'''

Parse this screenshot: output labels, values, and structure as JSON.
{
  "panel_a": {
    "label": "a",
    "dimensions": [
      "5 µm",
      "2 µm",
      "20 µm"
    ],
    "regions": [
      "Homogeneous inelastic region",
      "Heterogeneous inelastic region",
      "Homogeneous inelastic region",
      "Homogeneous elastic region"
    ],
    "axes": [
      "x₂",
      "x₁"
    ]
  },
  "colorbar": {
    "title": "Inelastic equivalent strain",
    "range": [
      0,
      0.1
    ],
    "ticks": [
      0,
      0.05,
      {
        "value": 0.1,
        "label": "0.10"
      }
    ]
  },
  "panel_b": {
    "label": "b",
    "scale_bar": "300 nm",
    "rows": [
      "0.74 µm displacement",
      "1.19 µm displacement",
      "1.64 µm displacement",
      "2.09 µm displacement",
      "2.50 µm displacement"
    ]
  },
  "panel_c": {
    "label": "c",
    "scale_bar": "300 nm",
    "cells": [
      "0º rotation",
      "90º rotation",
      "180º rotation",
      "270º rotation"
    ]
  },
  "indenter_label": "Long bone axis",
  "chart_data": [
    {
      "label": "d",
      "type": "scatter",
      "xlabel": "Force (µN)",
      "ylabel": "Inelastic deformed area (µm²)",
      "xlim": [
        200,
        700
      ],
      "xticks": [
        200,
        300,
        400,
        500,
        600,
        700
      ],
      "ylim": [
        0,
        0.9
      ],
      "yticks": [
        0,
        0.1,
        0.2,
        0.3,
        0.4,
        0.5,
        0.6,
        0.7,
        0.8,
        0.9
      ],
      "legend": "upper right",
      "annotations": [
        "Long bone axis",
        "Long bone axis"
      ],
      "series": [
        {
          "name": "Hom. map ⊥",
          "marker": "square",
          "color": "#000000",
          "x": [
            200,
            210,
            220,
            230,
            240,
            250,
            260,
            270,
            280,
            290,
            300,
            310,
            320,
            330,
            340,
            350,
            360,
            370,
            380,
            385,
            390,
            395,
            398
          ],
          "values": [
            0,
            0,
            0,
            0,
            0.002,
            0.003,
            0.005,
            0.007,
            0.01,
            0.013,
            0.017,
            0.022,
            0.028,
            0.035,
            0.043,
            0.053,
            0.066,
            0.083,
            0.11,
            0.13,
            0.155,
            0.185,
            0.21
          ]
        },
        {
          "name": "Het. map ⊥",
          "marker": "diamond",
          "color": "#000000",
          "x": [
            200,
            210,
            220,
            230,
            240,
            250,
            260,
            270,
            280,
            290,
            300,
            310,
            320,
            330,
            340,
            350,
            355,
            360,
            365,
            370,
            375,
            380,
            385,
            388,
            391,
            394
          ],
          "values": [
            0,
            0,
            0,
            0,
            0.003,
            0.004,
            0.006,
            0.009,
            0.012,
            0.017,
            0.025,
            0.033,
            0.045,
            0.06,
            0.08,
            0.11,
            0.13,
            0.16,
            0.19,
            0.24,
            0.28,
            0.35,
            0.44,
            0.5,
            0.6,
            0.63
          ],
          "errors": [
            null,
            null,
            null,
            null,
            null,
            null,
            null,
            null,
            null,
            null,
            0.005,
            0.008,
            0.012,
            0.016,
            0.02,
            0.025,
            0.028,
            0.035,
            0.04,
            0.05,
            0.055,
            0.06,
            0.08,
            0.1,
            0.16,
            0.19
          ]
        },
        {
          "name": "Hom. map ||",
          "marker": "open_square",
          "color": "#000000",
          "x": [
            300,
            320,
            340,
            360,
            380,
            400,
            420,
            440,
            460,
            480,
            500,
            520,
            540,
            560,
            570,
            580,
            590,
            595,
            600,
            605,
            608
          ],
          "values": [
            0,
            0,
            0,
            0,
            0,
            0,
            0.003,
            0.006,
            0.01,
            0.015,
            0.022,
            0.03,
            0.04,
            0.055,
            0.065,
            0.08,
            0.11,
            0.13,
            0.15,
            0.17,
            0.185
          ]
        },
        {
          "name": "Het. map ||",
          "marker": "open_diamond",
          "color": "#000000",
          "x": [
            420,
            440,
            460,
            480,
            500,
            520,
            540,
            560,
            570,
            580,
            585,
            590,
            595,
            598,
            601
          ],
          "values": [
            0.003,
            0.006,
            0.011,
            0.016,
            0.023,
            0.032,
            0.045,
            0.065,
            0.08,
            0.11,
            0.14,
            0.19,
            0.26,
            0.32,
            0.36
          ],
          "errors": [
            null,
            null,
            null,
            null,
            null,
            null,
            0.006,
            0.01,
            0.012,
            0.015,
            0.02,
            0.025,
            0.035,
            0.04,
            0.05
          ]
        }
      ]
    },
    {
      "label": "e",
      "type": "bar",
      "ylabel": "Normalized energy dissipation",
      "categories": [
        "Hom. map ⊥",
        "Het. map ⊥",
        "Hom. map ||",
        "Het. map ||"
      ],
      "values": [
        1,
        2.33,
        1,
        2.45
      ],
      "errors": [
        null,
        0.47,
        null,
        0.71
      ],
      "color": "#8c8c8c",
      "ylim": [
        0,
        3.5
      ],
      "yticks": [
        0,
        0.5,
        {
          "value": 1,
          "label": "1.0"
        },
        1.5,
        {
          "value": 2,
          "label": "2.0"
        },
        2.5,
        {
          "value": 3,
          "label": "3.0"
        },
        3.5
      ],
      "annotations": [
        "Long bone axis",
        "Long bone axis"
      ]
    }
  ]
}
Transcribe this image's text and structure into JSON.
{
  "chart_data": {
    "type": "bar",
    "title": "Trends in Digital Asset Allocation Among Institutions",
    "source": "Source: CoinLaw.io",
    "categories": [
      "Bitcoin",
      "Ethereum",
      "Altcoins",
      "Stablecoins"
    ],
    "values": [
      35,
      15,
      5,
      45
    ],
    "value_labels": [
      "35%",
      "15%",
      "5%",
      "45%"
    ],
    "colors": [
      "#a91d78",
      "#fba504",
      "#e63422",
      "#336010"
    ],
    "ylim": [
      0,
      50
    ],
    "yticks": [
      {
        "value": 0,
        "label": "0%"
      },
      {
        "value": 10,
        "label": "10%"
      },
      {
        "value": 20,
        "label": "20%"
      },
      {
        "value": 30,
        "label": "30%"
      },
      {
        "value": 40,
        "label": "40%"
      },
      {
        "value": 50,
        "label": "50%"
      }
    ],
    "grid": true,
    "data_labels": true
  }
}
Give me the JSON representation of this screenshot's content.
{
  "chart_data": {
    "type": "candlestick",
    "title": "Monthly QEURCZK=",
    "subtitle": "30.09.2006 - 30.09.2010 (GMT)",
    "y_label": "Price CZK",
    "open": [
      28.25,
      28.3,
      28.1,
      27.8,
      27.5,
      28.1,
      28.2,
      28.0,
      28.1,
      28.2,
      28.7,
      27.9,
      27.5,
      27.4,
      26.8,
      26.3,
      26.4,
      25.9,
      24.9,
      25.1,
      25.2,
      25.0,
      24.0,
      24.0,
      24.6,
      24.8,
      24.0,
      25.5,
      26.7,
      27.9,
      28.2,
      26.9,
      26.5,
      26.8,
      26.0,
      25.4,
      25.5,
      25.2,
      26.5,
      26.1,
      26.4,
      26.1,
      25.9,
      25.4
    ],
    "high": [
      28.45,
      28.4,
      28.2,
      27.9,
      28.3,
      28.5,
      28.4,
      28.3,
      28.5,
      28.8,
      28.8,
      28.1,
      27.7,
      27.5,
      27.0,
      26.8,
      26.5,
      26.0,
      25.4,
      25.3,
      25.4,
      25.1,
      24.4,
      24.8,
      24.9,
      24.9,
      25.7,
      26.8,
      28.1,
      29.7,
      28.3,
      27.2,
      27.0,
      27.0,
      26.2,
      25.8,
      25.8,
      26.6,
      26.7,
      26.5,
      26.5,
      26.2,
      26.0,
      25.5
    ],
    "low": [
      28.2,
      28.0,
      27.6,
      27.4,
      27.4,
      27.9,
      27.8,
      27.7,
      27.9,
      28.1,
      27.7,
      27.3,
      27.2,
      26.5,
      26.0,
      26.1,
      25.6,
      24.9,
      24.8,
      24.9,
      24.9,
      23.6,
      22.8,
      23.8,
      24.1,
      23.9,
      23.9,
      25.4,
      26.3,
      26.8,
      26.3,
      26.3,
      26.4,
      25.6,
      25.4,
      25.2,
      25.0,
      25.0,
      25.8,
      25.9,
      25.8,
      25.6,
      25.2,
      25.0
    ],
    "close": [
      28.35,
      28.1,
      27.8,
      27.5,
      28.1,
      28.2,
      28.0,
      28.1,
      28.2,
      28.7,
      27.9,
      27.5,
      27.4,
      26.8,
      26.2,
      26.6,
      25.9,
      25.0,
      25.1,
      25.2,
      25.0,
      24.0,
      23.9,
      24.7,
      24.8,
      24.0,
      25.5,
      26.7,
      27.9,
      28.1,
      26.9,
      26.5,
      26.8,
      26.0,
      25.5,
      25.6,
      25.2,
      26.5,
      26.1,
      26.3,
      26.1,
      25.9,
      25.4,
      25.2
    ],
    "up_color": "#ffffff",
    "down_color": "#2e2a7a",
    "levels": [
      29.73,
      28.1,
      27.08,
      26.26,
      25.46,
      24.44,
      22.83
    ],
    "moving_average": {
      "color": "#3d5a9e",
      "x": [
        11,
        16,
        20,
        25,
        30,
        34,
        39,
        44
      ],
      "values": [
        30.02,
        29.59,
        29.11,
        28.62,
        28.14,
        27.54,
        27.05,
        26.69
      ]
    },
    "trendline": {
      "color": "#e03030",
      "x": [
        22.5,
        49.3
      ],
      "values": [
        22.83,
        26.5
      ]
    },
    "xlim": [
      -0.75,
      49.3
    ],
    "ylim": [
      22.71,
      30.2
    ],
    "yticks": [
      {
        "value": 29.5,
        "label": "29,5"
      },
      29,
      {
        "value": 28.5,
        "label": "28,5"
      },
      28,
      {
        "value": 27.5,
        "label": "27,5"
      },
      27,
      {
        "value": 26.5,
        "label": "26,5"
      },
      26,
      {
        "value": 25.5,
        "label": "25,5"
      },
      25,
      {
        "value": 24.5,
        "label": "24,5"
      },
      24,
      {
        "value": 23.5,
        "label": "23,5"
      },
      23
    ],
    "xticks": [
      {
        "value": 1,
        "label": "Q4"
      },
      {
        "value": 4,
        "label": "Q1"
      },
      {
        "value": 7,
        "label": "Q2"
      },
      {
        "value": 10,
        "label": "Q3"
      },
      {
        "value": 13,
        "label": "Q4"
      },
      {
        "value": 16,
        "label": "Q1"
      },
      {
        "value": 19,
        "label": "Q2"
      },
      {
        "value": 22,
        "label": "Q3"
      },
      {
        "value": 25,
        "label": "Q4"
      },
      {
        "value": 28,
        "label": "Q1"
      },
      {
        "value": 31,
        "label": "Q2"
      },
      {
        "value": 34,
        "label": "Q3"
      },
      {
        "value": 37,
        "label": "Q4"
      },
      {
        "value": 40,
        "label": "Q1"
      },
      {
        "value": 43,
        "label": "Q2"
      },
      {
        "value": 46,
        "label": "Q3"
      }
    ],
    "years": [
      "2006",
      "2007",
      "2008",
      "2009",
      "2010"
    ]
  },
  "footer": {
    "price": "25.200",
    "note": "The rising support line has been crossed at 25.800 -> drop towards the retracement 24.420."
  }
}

'''

Give only the number of lines in the data that hold the word "JSON".

Output for this exercise - 3